Retype the full set of records. Keep every character identical.

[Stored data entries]
-------
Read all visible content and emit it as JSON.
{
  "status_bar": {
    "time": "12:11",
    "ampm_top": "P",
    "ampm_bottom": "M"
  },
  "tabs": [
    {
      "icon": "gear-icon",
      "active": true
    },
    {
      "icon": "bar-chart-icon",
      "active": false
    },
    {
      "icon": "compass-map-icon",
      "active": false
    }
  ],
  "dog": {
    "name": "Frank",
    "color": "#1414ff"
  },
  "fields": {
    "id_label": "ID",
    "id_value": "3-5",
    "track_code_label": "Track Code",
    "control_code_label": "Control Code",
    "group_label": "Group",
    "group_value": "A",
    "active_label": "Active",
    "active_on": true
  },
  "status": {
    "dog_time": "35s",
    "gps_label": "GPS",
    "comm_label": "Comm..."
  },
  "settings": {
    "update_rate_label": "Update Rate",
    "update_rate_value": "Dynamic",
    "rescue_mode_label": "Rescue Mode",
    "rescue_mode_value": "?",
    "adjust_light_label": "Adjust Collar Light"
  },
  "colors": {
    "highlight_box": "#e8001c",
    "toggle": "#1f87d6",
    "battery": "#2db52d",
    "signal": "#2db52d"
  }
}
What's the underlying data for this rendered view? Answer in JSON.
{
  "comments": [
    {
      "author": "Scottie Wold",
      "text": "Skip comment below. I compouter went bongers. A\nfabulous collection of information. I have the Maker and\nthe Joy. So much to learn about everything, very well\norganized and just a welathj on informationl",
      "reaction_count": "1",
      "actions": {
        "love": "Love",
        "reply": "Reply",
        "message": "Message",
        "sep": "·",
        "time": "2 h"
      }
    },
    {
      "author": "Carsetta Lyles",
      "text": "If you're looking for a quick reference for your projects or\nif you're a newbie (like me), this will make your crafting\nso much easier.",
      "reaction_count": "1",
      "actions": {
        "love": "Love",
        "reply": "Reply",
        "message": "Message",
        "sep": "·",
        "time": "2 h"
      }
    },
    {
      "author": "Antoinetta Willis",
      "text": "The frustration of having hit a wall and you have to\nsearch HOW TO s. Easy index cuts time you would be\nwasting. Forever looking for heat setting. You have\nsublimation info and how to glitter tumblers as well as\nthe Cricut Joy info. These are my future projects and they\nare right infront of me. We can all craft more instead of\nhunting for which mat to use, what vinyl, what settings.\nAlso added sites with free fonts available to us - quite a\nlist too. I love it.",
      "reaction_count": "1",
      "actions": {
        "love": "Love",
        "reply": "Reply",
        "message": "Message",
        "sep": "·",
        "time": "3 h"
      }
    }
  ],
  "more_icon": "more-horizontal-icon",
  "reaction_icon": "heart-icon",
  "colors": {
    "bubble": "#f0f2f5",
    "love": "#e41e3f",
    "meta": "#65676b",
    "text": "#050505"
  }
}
-------
● **REPLY**:
Read all visible content and emit it as JSON.
{
  "status_bar": {
    "time": "12:11",
    "ampm_top": "P",
    "ampm_bottom": "M"
  },
  "tabs": [
    {
      "icon": "gear-icon",
      "active": true
    },
    {
      "icon": "bar-chart-icon",
      "active": false
    },
    {
      "icon": "compass-map-icon",
      "active": false
    }
  ],
  "dog": {
    "name": "Frank",
    "color": "#1414ff"
  },
  "fields": {
    "id_label": "ID",
    "id_value": "3-5",
    "track_code_label": "Track Code",
    "control_code_label": "Control Code",
    "group_label": "Group",
    "group_value": "A",
    "active_label": "Active",
    "active_on": true
  },
  "status": {
    "dog_time": "35s",
    "gps_label": "GPS",
    "comm_label": "Comm..."
  },
  "settings": {
    "update_rate_label": "Update Rate",
    "update_rate_value": "Dynamic",
    "rescue_mode_label": "Rescue Mode",
    "rescue_mode_value": "?",
    "adjust_light_label": "Adjust Collar Light"
  },
  "colors": {
    "highlight_box": "#e8001c",
    "toggle": "#1f87d6",
    "battery": "#2db52d",
    "signal": "#2db52d"
  }
}
What's the underlying data for this rendered view? Answer in JSON.
{
  "comments": [
    {
      "author": "Scottie Wold",
      "text": "Skip comment below. I compouter went bongers. A\nfabulous collection of information. I have the Maker and\nthe Joy. So much to learn about everything, very well\norganized and just a welathj on informationl",
      "reaction_count": "1",
      "actions": {
        "love": "Love",
        "reply": "Reply",
        "message": "Message",
        "sep": "·",
        "time": "2 h"
      }
    },
    {
      "author": "Carsetta Lyles",
      "text": "If you're looking for a quick reference for your projects or\nif you're a newbie (like me), this will make your crafting\nso much easier.",
      "reaction_count": "1",
      "actions": {
        "love": "Love",
        "reply": "Reply",
        "message": "Message",
        "sep": "·",
        "time": "2 h"
      }
    },
    {
      "author": "Antoinetta Willis",
      "text": "The frustration of having hit a wall and you have to\nsearch HOW TO s. Easy index cuts time you would be\nwasting. Forever looking for heat setting. You have\nsublimation info and how to glitter tumblers as well as\nthe Cricut Joy info. These are my future projects and they\nare right infront of me. We can all craft more instead of\nhunting for which mat to use, what vinyl, what settings.\nAlso added sites with free fonts available to us - quite a\nlist too. I love it.",
      "reaction_count": "1",
      "actions": {
        "love": "Love",
        "reply": "Reply",
        "message": "Message",
        "sep": "·",
        "time": "3 h"
      }
    }
  ],
  "more_icon": "more-horizontal-icon",
  "reaction_icon": "heart-icon",
  "colors": {
    "bubble": "#f0f2f5",
    "love": "#e41e3f",
    "meta": "#65676b",
    "text": "#050505"
  }
}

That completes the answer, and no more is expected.